(Collection entries)

#####

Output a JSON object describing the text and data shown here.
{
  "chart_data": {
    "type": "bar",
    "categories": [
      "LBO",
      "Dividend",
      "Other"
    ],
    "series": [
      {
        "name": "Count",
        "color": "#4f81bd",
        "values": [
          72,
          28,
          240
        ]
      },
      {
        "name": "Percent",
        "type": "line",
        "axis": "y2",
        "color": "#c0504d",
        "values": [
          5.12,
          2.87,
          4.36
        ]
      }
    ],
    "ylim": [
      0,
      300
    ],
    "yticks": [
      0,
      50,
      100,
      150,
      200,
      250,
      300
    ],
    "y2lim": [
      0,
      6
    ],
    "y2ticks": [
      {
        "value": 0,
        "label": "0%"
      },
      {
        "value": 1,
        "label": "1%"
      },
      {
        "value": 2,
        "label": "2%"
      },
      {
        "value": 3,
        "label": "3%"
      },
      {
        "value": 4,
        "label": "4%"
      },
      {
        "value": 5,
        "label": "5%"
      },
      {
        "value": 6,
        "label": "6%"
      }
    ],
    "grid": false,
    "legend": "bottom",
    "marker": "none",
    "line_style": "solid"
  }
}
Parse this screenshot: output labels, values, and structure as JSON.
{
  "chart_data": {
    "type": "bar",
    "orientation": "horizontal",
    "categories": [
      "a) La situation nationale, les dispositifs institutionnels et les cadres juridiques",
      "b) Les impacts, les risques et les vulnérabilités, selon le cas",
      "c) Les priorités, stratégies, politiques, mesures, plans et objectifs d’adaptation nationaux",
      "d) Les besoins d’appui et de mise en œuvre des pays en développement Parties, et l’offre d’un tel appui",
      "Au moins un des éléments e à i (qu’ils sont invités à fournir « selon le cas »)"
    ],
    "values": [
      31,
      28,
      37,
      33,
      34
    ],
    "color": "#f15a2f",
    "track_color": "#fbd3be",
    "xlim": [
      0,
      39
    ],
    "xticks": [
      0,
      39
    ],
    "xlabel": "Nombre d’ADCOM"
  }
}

#####

### [What to work on]
From the material above, gather all lines that include the string "JSON" and copy them.

### [Solution to the problem]
Output a JSON object describing the text and data shown here.
Parse this screenshot: output labels, values, and structure as JSON.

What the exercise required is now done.